> Written task
Print every entry word for word, but omit the pictures.

> Raw records
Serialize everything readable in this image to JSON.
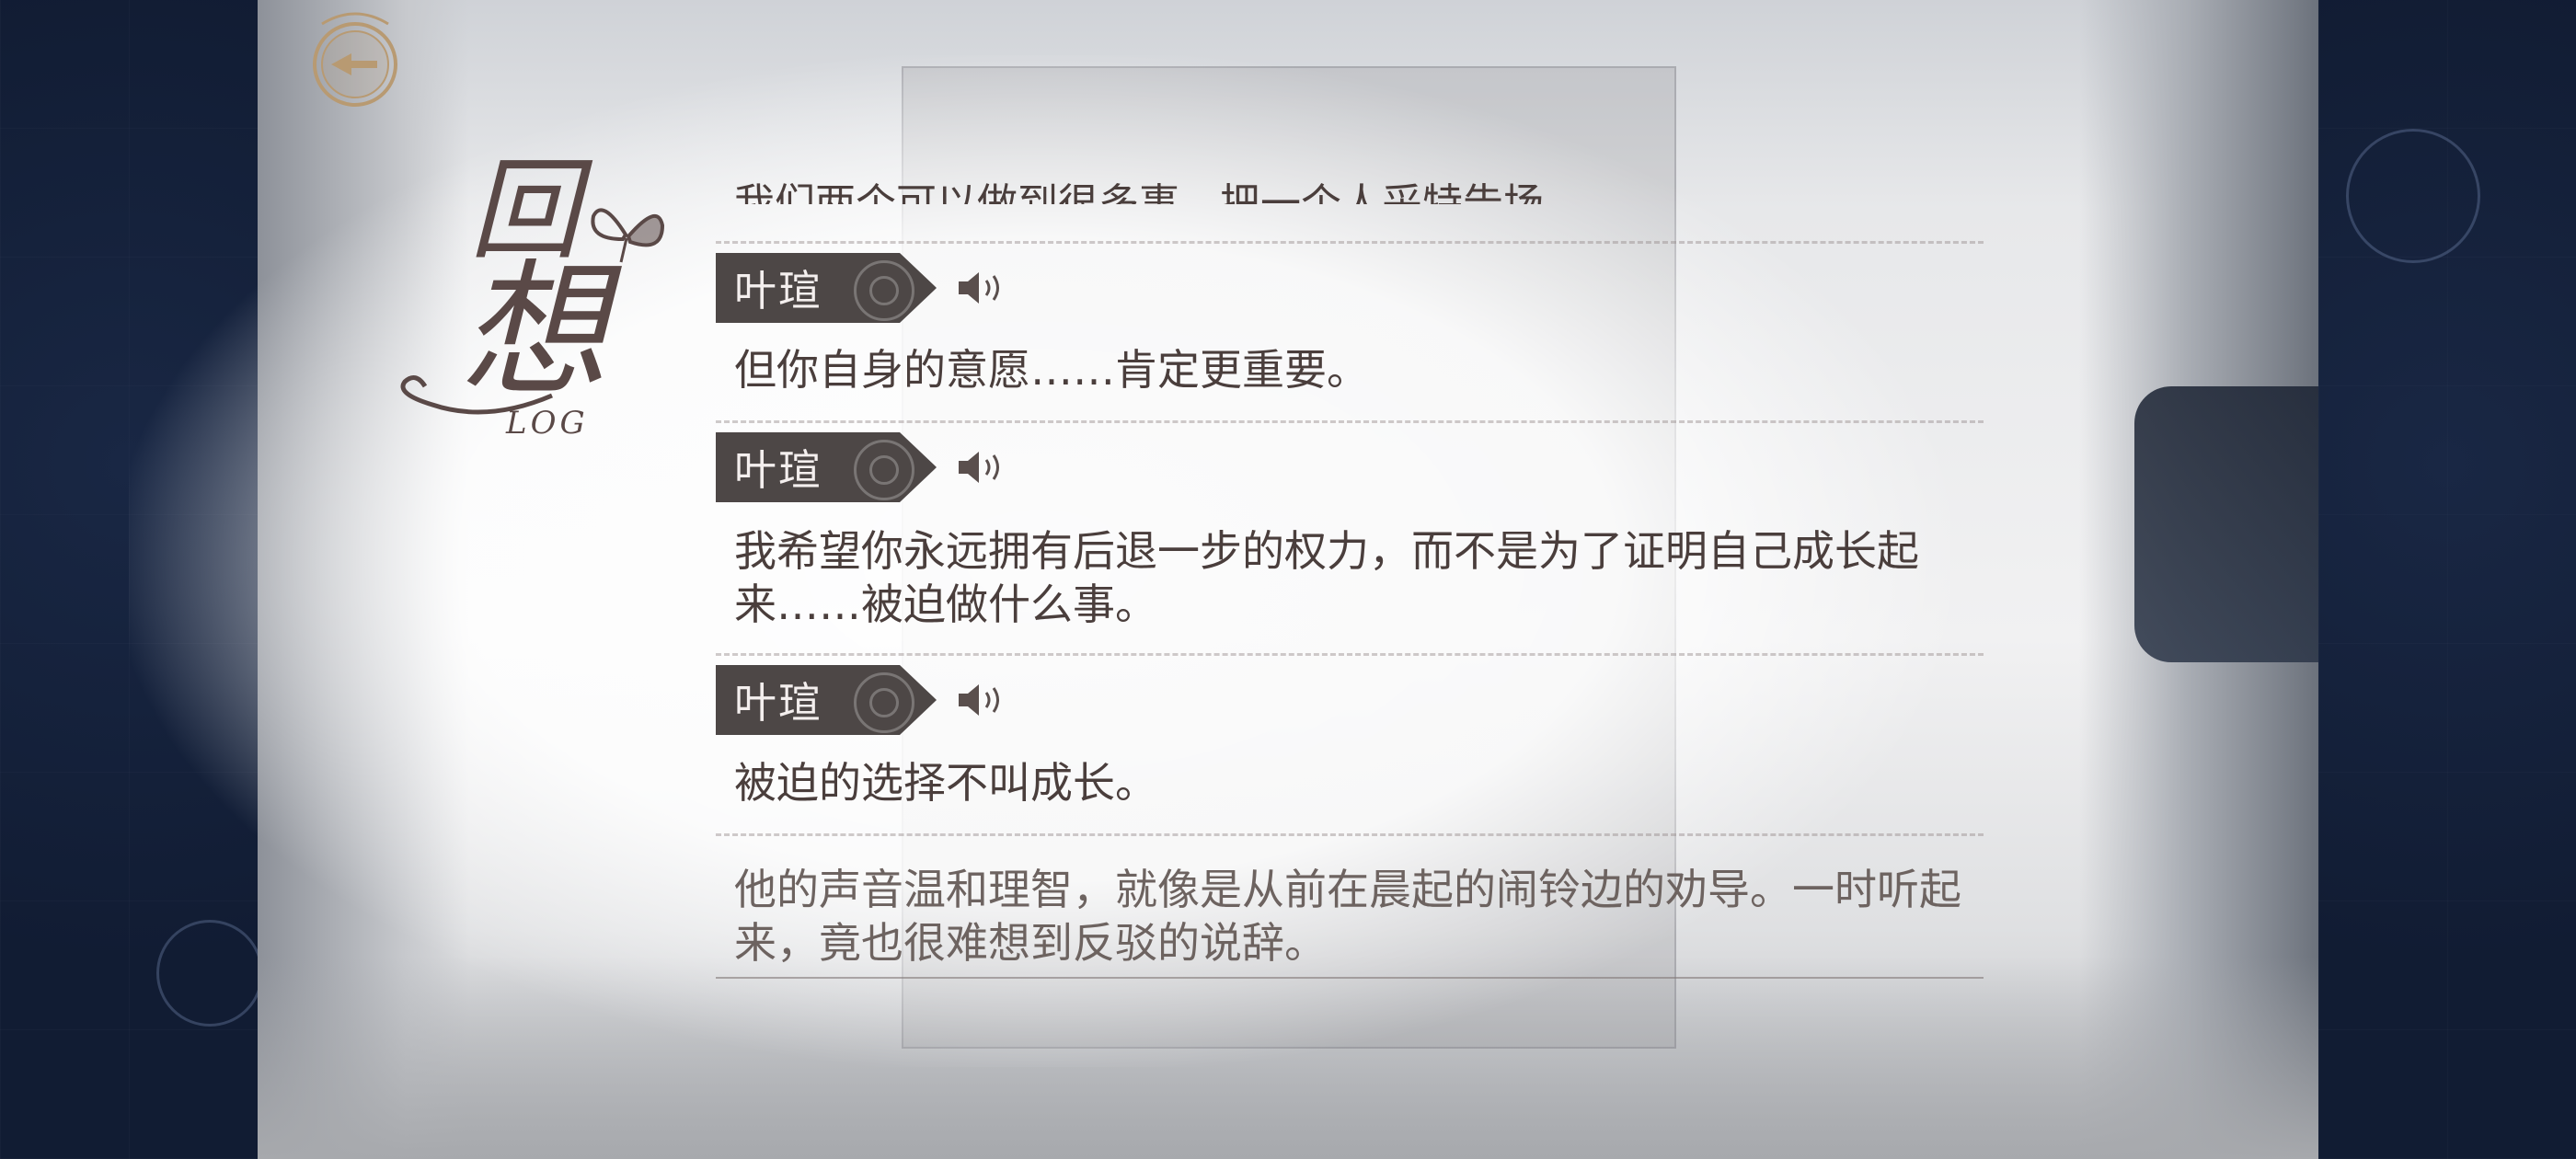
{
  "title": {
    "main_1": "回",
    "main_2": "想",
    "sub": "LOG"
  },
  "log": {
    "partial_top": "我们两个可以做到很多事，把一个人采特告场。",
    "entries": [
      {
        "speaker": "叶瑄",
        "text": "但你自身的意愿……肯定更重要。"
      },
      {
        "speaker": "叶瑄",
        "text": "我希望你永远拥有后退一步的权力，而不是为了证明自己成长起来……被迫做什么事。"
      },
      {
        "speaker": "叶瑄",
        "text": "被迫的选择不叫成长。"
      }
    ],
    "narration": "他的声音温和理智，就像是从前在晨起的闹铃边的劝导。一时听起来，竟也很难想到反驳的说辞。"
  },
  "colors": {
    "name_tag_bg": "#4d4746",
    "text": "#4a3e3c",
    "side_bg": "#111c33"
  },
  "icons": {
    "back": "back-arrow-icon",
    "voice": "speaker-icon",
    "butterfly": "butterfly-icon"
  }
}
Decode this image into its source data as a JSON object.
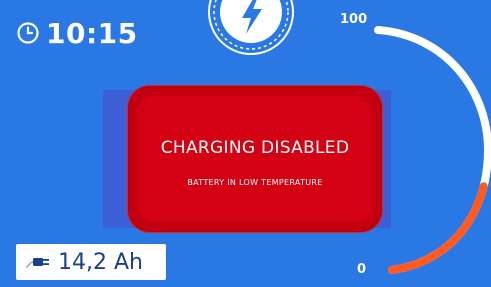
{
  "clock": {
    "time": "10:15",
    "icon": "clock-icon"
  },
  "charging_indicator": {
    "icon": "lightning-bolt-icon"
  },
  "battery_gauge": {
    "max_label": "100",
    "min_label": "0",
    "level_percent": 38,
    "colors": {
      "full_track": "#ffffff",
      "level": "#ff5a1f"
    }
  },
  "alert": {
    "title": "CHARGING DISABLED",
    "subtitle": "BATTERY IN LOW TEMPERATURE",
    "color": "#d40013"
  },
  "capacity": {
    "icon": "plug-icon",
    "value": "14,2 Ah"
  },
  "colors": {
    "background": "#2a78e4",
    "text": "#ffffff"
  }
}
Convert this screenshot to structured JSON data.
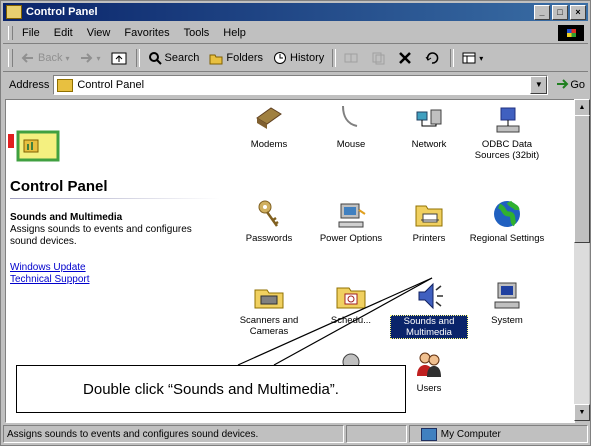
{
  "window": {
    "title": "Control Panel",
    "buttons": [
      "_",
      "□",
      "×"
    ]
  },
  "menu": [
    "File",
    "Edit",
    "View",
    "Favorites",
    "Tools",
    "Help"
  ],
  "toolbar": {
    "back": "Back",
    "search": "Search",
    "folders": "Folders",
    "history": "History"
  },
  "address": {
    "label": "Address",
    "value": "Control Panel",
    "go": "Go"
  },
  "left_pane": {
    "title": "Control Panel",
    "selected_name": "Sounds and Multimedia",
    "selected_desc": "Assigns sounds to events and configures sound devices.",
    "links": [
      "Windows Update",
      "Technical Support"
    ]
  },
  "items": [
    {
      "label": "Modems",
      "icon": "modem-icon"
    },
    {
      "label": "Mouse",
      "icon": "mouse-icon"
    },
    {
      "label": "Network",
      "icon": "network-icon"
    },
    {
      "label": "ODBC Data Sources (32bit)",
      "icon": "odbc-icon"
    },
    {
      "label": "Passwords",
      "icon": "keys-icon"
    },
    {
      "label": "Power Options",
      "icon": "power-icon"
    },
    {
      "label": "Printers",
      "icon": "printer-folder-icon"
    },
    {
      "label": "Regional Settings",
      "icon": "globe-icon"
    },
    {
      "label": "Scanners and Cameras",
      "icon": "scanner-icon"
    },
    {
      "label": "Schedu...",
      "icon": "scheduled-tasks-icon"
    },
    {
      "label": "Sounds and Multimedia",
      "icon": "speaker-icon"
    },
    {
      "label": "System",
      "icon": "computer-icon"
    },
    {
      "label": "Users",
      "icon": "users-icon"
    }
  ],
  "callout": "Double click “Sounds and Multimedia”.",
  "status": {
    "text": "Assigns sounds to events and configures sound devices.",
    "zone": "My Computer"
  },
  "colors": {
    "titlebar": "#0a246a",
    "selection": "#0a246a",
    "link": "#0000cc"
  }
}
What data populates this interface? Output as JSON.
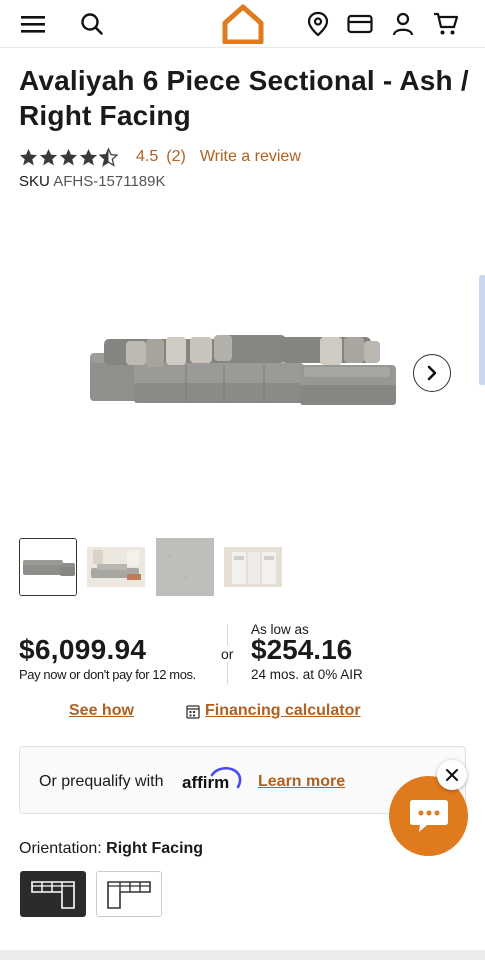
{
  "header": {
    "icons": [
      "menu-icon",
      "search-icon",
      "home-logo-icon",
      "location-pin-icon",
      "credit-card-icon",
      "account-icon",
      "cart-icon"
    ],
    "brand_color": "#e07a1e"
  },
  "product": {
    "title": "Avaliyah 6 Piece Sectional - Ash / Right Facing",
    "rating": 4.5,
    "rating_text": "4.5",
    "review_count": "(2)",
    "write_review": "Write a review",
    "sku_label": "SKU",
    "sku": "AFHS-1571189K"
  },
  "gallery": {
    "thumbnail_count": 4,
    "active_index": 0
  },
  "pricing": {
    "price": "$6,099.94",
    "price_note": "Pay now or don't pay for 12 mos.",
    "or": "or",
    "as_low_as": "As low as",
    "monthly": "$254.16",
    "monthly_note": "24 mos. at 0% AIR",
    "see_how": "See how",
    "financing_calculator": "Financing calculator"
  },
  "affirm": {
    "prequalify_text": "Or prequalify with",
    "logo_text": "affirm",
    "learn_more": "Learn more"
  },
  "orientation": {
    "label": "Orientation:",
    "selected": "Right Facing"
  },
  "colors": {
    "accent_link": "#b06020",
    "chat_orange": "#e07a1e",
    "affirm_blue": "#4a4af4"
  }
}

> Task solution
Serialize everything readable in this image to JSON.
{
  "title": {
    "main_1": "回",
    "main_2": "想",
    "sub": "LOG"
  },
  "log": {
    "partial_top": "我们两个可以做到很多事，把一个人采特告场。",
    "entries": [
      {
        "speaker": "叶瑄",
        "text": "但你自身的意愿……肯定更重要。"
      },
      {
        "speaker": "叶瑄",
        "text": "我希望你永远拥有后退一步的权力，而不是为了证明自己成长起来……被迫做什么事。"
      },
      {
        "speaker": "叶瑄",
        "text": "被迫的选择不叫成长。"
      }
    ],
    "narration": "他的声音温和理智，就像是从前在晨起的闹铃边的劝导。一时听起来，竟也很难想到反驳的说辞。"
  },
  "colors": {
    "name_tag_bg": "#4d4746",
    "text": "#4a3e3c",
    "side_bg": "#111c33"
  },
  "icons": {
    "back": "back-arrow-icon",
    "voice": "speaker-icon",
    "butterfly": "butterfly-icon"
  }
}
Decode this image into its source data as a JSON object.
{
  "clock": {
    "time": "10:15",
    "icon": "clock-icon"
  },
  "charging_indicator": {
    "icon": "lightning-bolt-icon"
  },
  "battery_gauge": {
    "max_label": "100",
    "min_label": "0",
    "level_percent": 38,
    "colors": {
      "full_track": "#ffffff",
      "level": "#ff5a1f"
    }
  },
  "alert": {
    "title": "CHARGING DISABLED",
    "subtitle": "BATTERY IN LOW TEMPERATURE",
    "color": "#d40013"
  },
  "capacity": {
    "icon": "plug-icon",
    "value": "14,2 Ah"
  },
  "colors": {
    "background": "#2a78e4",
    "text": "#ffffff"
  }
}
Convert this screenshot to structured JSON data.
{
  "window": {
    "title": "Control Panel",
    "buttons": [
      "_",
      "□",
      "×"
    ]
  },
  "menu": [
    "File",
    "Edit",
    "View",
    "Favorites",
    "Tools",
    "Help"
  ],
  "toolbar": {
    "back": "Back",
    "search": "Search",
    "folders": "Folders",
    "history": "History"
  },
  "address": {
    "label": "Address",
    "value": "Control Panel",
    "go": "Go"
  },
  "left_pane": {
    "title": "Control Panel",
    "selected_name": "Sounds and Multimedia",
    "selected_desc": "Assigns sounds to events and configures sound devices.",
    "links": [
      "Windows Update",
      "Technical Support"
    ]
  },
  "items": [
    {
      "label": "Modems",
      "icon": "modem-icon"
    },
    {
      "label": "Mouse",
      "icon": "mouse-icon"
    },
    {
      "label": "Network",
      "icon": "network-icon"
    },
    {
      "label": "ODBC Data Sources (32bit)",
      "icon": "odbc-icon"
    },
    {
      "label": "Passwords",
      "icon": "keys-icon"
    },
    {
      "label": "Power Options",
      "icon": "power-icon"
    },
    {
      "label": "Printers",
      "icon": "printer-folder-icon"
    },
    {
      "label": "Regional Settings",
      "icon": "globe-icon"
    },
    {
      "label": "Scanners and Cameras",
      "icon": "scanner-icon"
    },
    {
      "label": "Schedu...",
      "icon": "scheduled-tasks-icon"
    },
    {
      "label": "Sounds and Multimedia",
      "icon": "speaker-icon"
    },
    {
      "label": "System",
      "icon": "computer-icon"
    },
    {
      "label": "Users",
      "icon": "users-icon"
    }
  ],
  "callout": "Double click “Sounds and Multimedia”.",
  "status": {
    "text": "Assigns sounds to events and configures sound devices.",
    "zone": "My Computer"
  },
  "colors": {
    "titlebar": "#0a246a",
    "selection": "#0a246a",
    "link": "#0000cc"
  }
}
What data populates this interface? Output as JSON.
{
  "header": {
    "icons": [
      "menu-icon",
      "search-icon",
      "home-logo-icon",
      "location-pin-icon",
      "credit-card-icon",
      "account-icon",
      "cart-icon"
    ],
    "brand_color": "#e07a1e"
  },
  "product": {
    "title": "Avaliyah 6 Piece Sectional - Ash / Right Facing",
    "rating": 4.5,
    "rating_text": "4.5",
    "review_count": "(2)",
    "write_review": "Write a review",
    "sku_label": "SKU",
    "sku": "AFHS-1571189K"
  },
  "gallery": {
    "thumbnail_count": 4,
    "active_index": 0
  },
  "pricing": {
    "price": "$6,099.94",
    "price_note": "Pay now or don't pay for 12 mos.",
    "or": "or",
    "as_low_as": "As low as",
    "monthly": "$254.16",
    "monthly_note": "24 mos. at 0% AIR",
    "see_how": "See how",
    "financing_calculator": "Financing calculator"
  },
  "affirm": {
    "prequalify_text": "Or prequalify with",
    "logo_text": "affirm",
    "learn_more": "Learn more"
  },
  "orientation": {
    "label": "Orientation:",
    "selected": "Right Facing"
  },
  "colors": {
    "accent_link": "#b06020",
    "chat_orange": "#e07a1e",
    "affirm_blue": "#4a4af4"
  }
}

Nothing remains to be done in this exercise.